Records shown —
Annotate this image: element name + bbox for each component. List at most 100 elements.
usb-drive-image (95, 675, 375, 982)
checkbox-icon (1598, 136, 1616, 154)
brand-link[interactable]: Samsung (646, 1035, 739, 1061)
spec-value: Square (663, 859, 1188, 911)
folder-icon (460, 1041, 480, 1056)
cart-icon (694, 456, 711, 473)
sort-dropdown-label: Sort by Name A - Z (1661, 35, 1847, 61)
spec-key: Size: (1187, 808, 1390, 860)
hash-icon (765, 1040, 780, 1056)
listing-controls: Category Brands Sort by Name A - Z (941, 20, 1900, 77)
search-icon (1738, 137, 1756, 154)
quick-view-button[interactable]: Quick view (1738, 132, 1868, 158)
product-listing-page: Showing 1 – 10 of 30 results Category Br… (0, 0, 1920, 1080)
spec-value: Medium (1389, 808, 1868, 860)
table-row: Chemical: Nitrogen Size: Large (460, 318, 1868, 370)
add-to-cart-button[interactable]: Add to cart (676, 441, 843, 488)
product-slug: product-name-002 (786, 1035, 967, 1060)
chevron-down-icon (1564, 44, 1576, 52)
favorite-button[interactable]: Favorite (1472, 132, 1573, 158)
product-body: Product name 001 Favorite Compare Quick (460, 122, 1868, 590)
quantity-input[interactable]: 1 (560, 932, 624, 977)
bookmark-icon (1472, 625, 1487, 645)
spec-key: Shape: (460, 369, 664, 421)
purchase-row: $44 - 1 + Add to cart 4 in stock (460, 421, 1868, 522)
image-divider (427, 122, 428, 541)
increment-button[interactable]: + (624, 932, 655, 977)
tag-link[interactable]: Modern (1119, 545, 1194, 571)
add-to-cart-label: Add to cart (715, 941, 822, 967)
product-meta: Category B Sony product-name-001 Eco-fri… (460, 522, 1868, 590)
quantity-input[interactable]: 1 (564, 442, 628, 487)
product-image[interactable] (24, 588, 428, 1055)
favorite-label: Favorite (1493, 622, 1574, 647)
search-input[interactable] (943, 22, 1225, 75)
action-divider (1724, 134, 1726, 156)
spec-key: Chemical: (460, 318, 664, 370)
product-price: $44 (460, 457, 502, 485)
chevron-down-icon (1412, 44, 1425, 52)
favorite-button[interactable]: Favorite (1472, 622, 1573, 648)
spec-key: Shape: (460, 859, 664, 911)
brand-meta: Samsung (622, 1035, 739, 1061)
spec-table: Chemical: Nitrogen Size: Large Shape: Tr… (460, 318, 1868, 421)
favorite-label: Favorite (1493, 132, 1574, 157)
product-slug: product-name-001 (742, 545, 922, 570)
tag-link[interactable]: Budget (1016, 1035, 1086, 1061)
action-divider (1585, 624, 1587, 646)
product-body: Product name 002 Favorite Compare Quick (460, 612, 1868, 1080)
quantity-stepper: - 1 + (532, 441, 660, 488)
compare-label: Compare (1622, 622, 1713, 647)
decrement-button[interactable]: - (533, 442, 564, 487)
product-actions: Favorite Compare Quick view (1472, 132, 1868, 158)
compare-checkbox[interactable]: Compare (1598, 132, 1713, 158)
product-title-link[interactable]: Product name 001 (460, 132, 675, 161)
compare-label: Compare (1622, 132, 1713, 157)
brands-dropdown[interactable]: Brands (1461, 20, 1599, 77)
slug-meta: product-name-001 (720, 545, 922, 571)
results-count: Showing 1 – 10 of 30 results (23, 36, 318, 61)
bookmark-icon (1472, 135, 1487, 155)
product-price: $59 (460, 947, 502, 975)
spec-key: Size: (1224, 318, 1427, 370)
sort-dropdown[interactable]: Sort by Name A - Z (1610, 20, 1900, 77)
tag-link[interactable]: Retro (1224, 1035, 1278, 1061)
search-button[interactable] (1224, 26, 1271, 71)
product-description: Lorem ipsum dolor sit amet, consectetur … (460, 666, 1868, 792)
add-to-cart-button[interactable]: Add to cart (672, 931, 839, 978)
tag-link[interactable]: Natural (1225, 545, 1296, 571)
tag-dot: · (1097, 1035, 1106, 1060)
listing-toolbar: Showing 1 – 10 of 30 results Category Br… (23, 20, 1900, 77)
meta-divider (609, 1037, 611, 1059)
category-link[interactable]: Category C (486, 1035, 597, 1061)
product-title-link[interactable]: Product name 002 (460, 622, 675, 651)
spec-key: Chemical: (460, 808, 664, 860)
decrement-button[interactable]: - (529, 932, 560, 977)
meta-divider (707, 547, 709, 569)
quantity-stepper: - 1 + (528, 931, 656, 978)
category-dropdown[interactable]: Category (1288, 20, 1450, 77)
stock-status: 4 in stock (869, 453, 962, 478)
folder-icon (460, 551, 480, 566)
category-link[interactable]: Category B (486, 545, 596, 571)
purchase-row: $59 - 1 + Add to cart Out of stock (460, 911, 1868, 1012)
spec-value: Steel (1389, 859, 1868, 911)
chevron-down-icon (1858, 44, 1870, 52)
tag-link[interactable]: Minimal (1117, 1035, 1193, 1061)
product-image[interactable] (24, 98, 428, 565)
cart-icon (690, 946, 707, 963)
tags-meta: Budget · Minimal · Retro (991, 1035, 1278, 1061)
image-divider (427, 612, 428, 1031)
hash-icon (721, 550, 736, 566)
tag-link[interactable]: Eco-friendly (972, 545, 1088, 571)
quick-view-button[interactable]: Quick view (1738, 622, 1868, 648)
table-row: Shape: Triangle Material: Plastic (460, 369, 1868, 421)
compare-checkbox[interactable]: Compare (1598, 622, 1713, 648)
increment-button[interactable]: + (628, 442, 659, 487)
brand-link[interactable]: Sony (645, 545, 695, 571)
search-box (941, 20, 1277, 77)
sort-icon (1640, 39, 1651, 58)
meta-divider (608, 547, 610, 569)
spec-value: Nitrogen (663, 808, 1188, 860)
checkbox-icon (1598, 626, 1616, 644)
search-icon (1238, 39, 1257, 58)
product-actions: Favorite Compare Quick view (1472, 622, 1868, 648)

What is asked — Please arrange the stretch of the listing from its first line through the line containing "(1738, 132, 1868, 158)" as a numbered list, leaving out any blank lines.

Expected answer —
1. Annotate this image: element name + bbox for each component. List at most 100 elements.
2. usb-drive-image (95, 675, 375, 982)
3. checkbox-icon (1598, 136, 1616, 154)
4. brand-link[interactable]: Samsung (646, 1035, 739, 1061)
5. spec-value: Square (663, 859, 1188, 911)
6. folder-icon (460, 1041, 480, 1056)
7. cart-icon (694, 456, 711, 473)
8. sort-dropdown-label: Sort by Name A - Z (1661, 35, 1847, 61)
9. spec-key: Size: (1187, 808, 1390, 860)
10. hash-icon (765, 1040, 780, 1056)
11. listing-controls: Category Brands Sort by Name A - Z (941, 20, 1900, 77)
12. search-icon (1738, 137, 1756, 154)
13. quick-view-button[interactable]: Quick view (1738, 132, 1868, 158)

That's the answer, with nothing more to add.